» **USING THE INFORMATION**:
1. Return the exact part of the Glyphipterix aenea text that opens with the words containing "Glyphipterix aenea is" and closes with "as being rare.".
2. Supply the next part of the text about the moth Glyphipterix aenea, continuing from the end of its last sentence.

» **DOCUMENT EXCERPT**:
-- Opening Marker --
Glyphipterix aenea is a species of sedge moth in the genus Glyphipterix. It was described by Alfred Philpott in 1917. It is endemic to New Zealand and has been observed in the south of the South Island. This species inhabits open grassy areas on hill and mountain sides at altitudes of between 3000 and 3500 ft. Adults are on the wing from December to February. This species is regarded as being rare.

== Taxonomy ==
This species was first described by Alfred Philpott in 1917 using specimens collected at the Hump Ridge in Fiordland and Mount Burns in the Hunter Mountains and named Glyphipteryx aenea. In 1928 George Hudson discussed and illustrated this species under that name in his book The butterflies and moths of New Zealand. In 1988 John S. Dugdale confirmed the placement of this species in the genus Glyphipterix. The male holotype specimen, collected at the Hump Ridge, is held at the New Zealand Arthropod Collection.
-- Closing Marker --
[Document understanding data]
-- Opening Marker --
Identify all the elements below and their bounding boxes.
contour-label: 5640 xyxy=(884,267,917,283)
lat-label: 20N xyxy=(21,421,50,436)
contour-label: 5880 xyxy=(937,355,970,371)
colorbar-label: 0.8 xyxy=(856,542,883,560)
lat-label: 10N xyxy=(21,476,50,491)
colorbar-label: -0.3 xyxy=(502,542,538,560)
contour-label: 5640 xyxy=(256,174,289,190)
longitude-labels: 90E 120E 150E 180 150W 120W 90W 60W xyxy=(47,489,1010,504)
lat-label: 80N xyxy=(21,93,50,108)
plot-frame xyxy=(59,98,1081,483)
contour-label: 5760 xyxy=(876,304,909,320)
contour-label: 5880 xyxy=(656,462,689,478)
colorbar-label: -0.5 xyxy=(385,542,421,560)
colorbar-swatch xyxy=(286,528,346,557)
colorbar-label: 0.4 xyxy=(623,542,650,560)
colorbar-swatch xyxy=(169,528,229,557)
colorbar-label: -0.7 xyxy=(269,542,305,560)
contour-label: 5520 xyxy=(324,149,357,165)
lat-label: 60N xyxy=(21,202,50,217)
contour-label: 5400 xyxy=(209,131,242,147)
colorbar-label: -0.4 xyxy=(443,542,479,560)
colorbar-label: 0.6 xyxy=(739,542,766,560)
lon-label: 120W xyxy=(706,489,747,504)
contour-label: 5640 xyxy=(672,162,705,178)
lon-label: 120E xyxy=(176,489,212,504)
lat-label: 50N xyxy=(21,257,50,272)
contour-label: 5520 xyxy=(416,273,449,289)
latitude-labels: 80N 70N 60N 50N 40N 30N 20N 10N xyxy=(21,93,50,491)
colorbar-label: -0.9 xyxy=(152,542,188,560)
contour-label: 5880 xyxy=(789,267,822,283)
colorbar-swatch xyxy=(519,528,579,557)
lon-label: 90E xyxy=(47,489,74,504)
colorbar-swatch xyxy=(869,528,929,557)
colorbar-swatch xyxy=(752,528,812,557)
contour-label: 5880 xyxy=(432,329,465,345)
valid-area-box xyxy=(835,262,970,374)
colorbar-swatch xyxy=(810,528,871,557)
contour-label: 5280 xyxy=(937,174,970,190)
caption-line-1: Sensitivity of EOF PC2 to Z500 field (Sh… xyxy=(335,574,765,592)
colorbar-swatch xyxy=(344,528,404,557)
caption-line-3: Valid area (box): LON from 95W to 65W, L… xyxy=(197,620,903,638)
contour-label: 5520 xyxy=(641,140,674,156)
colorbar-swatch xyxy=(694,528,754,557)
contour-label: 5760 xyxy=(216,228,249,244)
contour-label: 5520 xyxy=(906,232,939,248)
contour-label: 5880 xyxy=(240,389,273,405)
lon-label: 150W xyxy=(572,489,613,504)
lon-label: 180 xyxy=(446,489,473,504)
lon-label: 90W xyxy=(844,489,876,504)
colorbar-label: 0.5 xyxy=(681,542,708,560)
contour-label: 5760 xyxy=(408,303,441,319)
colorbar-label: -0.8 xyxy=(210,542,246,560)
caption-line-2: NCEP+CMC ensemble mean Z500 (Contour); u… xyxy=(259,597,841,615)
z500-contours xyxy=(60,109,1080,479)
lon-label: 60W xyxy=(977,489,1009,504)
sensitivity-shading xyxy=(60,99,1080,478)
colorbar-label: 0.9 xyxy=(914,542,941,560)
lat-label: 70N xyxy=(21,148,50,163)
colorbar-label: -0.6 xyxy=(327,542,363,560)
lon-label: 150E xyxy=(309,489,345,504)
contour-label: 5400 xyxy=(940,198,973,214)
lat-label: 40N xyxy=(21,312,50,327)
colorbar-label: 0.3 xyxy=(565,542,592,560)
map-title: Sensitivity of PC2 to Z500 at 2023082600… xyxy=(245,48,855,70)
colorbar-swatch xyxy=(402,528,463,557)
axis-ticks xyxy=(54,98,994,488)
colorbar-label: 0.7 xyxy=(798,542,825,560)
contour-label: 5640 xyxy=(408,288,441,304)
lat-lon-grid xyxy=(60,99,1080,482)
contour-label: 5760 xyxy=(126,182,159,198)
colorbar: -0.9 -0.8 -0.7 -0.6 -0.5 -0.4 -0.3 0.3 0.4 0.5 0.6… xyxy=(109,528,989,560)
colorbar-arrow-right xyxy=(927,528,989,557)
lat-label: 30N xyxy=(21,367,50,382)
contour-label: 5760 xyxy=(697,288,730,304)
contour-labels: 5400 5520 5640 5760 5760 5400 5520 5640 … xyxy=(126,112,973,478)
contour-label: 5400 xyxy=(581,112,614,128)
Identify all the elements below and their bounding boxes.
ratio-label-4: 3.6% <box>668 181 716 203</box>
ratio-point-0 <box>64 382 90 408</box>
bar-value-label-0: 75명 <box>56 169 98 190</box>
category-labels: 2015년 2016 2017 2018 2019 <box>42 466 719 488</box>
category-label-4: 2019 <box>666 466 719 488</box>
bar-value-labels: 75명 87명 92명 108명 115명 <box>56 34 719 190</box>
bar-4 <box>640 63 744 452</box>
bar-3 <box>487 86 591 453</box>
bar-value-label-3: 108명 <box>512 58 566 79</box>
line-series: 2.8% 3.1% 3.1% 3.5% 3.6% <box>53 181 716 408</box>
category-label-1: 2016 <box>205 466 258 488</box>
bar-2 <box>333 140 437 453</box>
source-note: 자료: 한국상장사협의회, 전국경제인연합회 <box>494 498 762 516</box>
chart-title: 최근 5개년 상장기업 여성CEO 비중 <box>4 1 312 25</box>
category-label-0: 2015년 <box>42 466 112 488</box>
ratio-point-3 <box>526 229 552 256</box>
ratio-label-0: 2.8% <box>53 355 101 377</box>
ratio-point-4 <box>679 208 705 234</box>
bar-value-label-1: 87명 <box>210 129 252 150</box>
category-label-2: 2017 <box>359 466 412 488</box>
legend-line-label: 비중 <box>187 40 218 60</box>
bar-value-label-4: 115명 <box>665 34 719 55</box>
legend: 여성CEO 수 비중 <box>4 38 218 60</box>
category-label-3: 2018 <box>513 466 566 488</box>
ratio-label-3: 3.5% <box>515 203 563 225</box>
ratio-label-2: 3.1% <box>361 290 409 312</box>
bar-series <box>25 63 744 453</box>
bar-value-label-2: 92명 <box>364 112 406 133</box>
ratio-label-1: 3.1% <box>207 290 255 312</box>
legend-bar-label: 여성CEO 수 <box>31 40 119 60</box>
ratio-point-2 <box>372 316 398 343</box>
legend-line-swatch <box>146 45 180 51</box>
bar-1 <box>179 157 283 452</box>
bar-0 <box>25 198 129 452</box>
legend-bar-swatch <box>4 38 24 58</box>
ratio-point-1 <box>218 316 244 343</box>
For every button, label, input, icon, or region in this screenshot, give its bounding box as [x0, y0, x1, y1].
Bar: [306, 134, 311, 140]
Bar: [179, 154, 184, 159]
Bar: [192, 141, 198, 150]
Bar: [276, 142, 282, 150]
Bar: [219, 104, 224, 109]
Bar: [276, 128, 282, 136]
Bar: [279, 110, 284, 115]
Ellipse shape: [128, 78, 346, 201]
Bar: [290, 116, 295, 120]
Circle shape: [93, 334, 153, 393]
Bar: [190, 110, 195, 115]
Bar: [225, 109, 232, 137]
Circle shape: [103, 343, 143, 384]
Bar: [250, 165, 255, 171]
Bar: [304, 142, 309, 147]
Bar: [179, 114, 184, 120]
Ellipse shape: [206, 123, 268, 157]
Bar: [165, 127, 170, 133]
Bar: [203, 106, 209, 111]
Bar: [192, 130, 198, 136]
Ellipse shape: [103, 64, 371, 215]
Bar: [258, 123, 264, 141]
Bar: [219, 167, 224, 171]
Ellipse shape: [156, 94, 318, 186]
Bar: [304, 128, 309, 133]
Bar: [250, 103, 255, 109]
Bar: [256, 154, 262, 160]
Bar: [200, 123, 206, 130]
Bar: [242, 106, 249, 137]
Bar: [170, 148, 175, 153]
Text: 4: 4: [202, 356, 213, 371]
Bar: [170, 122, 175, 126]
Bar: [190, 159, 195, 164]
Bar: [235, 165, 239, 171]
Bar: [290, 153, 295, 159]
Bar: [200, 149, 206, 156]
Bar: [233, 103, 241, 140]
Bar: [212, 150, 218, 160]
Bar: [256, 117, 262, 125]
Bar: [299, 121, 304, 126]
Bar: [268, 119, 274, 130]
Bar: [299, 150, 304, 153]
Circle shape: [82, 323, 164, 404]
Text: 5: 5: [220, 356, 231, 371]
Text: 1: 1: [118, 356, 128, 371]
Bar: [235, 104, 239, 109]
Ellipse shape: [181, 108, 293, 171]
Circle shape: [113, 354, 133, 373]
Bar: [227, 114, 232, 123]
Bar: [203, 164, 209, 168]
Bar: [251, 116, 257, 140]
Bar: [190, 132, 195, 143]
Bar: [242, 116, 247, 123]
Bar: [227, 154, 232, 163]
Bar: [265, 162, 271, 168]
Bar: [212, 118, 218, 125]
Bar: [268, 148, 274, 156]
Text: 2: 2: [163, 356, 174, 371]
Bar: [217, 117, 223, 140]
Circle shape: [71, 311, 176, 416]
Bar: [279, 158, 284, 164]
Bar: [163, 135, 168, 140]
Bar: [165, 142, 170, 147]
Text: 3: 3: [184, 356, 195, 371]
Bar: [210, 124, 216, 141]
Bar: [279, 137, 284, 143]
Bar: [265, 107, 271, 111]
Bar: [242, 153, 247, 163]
-- Closing Marker --
» **ANSWER SET**:
1.
Glyphipterix aenea is a species of sedge moth in the genus Glyphipterix. It was described by Alfred Philpott in 1917. It is endemic to New Zealand and has been observed in the south of the South Island. This species inhabits open grassy areas on hill and mountain sides at altitudes of between 3000 and 3500 ft. Adults are on the wing from December to February. This species is regarded as being rare.

2.
==Description==
Philpott described this species as follows:

♂. 11 mm. Head dark shining brown, with prismatic reflections. Palpi loosely scaled, fuscous-brown, mixed with shining grey-whitish internally except at apex. Antennae dark fuscous. Thorax dark brass-coloured. Abdomen dark fuscous, anal tuft grey. Forewings lanceolate ; shining brass-coloured ; a snow-white stripe on costa from before middle to apex, attenuated anteriorly : cilia white on costa, grey on termen. Hindwings and cilia fuscous-grey.

==Distribution==
This species is endemic to New Zealand. This species is said to be confined to the south of the South Island. Hudson regarded this species as rare.

== Habitat ==
G. aenea inhabits open grassy areas on mountain sides at altitudes of between 3000 and 3500 ft.

== Behaviour ==
Adults of this species have been observed on the wing from December to February.